Write out the whole listing word for word.

_ _ _ _ _

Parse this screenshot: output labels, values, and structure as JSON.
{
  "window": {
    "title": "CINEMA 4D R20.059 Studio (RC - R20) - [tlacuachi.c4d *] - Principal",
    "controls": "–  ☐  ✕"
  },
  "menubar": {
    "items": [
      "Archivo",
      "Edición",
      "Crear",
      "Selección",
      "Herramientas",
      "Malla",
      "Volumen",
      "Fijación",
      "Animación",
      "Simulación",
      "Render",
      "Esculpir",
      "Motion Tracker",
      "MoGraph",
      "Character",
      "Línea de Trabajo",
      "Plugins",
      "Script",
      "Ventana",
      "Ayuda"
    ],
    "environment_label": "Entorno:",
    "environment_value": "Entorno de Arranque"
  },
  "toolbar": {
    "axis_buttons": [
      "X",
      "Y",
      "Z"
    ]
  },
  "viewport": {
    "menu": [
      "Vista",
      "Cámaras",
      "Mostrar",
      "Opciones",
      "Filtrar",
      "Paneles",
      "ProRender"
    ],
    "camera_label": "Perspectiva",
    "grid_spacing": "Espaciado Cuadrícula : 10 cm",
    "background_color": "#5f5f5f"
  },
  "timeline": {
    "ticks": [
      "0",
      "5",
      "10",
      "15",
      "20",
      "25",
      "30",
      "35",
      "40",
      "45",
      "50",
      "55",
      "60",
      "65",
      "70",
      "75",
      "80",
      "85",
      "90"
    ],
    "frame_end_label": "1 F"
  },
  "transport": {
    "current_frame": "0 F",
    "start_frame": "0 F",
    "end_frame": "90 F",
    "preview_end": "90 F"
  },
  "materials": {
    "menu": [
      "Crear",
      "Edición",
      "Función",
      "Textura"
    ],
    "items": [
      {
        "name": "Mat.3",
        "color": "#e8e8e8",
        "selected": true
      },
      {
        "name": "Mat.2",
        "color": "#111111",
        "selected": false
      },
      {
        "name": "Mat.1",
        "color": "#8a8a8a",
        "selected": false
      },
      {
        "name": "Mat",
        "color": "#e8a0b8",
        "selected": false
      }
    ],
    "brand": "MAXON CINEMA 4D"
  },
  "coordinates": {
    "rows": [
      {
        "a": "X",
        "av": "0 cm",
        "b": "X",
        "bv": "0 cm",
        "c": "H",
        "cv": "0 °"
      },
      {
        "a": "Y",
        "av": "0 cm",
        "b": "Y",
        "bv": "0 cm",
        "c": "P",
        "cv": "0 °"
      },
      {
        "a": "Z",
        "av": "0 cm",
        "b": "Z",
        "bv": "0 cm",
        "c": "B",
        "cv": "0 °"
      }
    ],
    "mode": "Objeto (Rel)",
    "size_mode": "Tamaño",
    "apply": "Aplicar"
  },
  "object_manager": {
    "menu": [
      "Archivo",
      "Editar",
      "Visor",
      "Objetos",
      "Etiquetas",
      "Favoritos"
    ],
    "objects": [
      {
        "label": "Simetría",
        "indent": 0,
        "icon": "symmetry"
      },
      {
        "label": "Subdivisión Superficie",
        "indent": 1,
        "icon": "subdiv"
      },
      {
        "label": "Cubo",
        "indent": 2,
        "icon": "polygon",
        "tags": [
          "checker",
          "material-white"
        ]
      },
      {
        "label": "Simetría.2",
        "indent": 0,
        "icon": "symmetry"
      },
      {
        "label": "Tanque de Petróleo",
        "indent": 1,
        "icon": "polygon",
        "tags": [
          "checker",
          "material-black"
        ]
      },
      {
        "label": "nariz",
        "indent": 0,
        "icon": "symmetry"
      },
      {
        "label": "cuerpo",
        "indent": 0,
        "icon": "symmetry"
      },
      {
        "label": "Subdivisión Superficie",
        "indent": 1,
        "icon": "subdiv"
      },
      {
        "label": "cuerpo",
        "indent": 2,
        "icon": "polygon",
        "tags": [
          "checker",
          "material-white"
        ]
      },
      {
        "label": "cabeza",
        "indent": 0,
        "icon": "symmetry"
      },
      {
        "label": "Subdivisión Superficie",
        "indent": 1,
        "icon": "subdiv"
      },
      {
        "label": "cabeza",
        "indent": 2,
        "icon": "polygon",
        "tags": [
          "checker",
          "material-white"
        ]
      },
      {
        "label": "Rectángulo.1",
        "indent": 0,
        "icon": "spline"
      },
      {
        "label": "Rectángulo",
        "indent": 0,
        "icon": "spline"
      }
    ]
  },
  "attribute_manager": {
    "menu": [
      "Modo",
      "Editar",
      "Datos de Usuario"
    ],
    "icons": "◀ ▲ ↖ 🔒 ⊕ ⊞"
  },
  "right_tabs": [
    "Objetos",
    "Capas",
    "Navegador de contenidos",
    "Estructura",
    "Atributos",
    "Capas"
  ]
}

_ _ _ _ _

-- FINISHED TASK --
Parse this screenshot: output labels, values, and structure as JSON.
{
  "window": {
    "title": "CINEMA 4D R20.059 Studio (RC - R20) - [tlacuachi.c4d *] - Principal",
    "controls": "–  ☐  ✕"
  },
  "menubar": {
    "items": [
      "Archivo",
      "Edición",
      "Crear",
      "Selección",
      "Herramientas",
      "Malla",
      "Volumen",
      "Fijación",
      "Animación",
      "Simulación",
      "Render",
      "Esculpir",
      "Motion Tracker",
      "MoGraph",
      "Character",
      "Línea de Trabajo",
      "Plugins",
      "Script",
      "Ventana",
      "Ayuda"
    ],
    "environment_label": "Entorno:",
    "environment_value": "Entorno de Arranque"
  },
  "toolbar": {
    "axis_buttons": [
      "X",
      "Y",
      "Z"
    ]
  },
  "viewport": {
    "menu": [
      "Vista",
      "Cámaras",
      "Mostrar",
      "Opciones",
      "Filtrar",
      "Paneles",
      "ProRender"
    ],
    "camera_label": "Perspectiva",
    "grid_spacing": "Espaciado Cuadrícula : 10 cm",
    "background_color": "#5f5f5f"
  },
  "timeline": {
    "ticks": [
      "0",
      "5",
      "10",
      "15",
      "20",
      "25",
      "30",
      "35",
      "40",
      "45",
      "50",
      "55",
      "60",
      "65",
      "70",
      "75",
      "80",
      "85",
      "90"
    ],
    "frame_end_label": "1 F"
  },
  "transport": {
    "current_frame": "0 F",
    "start_frame": "0 F",
    "end_frame": "90 F",
    "preview_end": "90 F"
  },
  "materials": {
    "menu": [
      "Crear",
      "Edición",
      "Función",
      "Textura"
    ],
    "items": [
      {
        "name": "Mat.3",
        "color": "#e8e8e8",
        "selected": true
      },
      {
        "name": "Mat.2",
        "color": "#111111",
        "selected": false
      },
      {
        "name": "Mat.1",
        "color": "#8a8a8a",
        "selected": false
      },
      {
        "name": "Mat",
        "color": "#e8a0b8",
        "selected": false
      }
    ],
    "brand": "MAXON CINEMA 4D"
  },
  "coordinates": {
    "rows": [
      {
        "a": "X",
        "av": "0 cm",
        "b": "X",
        "bv": "0 cm",
        "c": "H",
        "cv": "0 °"
      },
      {
        "a": "Y",
        "av": "0 cm",
        "b": "Y",
        "bv": "0 cm",
        "c": "P",
        "cv": "0 °"
      },
      {
        "a": "Z",
        "av": "0 cm",
        "b": "Z",
        "bv": "0 cm",
        "c": "B",
        "cv": "0 °"
      }
    ],
    "mode": "Objeto (Rel)",
    "size_mode": "Tamaño",
    "apply": "Aplicar"
  },
  "object_manager": {
    "menu": [
      "Archivo",
      "Editar",
      "Visor",
      "Objetos",
      "Etiquetas",
      "Favoritos"
    ],
    "objects": [
      {
        "label": "Simetría",
        "indent": 0,
        "icon": "symmetry"
      },
      {
        "label": "Subdivisión Superficie",
        "indent": 1,
        "icon": "subdiv"
      },
      {
        "label": "Cubo",
        "indent": 2,
        "icon": "polygon",
        "tags": [
          "checker",
          "material-white"
        ]
      },
      {
        "label": "Simetría.2",
        "indent": 0,
        "icon": "symmetry"
      },
      {
        "label": "Tanque de Petróleo",
        "indent": 1,
        "icon": "polygon",
        "tags": [
          "checker",
          "material-black"
        ]
      },
      {
        "label": "nariz",
        "indent": 0,
        "icon": "symmetry"
      },
      {
        "label": "cuerpo",
        "indent": 0,
        "icon": "symmetry"
      },
      {
        "label": "Subdivisión Superficie",
        "indent": 1,
        "icon": "subdiv"
      },
      {
        "label": "cuerpo",
        "indent": 2,
        "icon": "polygon",
        "tags": [
          "checker",
          "material-white"
        ]
      },
      {
        "label": "cabeza",
        "indent": 0,
        "icon": "symmetry"
      },
      {
        "label": "Subdivisión Superficie",
        "indent": 1,
        "icon": "subdiv"
      },
      {
        "label": "cabeza",
        "indent": 2,
        "icon": "polygon",
        "tags": [
          "checker",
          "material-white"
        ]
      },
      {
        "label": "Rectángulo.1",
        "indent": 0,
        "icon": "spline"
      },
      {
        "label": "Rectángulo",
        "indent": 0,
        "icon": "spline"
      }
    ]
  },
  "attribute_manager": {
    "menu": [
      "Modo",
      "Editar",
      "Datos de Usuario"
    ],
    "icons": "◀ ▲ ↖ 🔒 ⊕ ⊞"
  },
  "right_tabs": [
    "Objetos",
    "Capas",
    "Navegador de contenidos",
    "Estructura",
    "Atributos",
    "Capas"
  ]
}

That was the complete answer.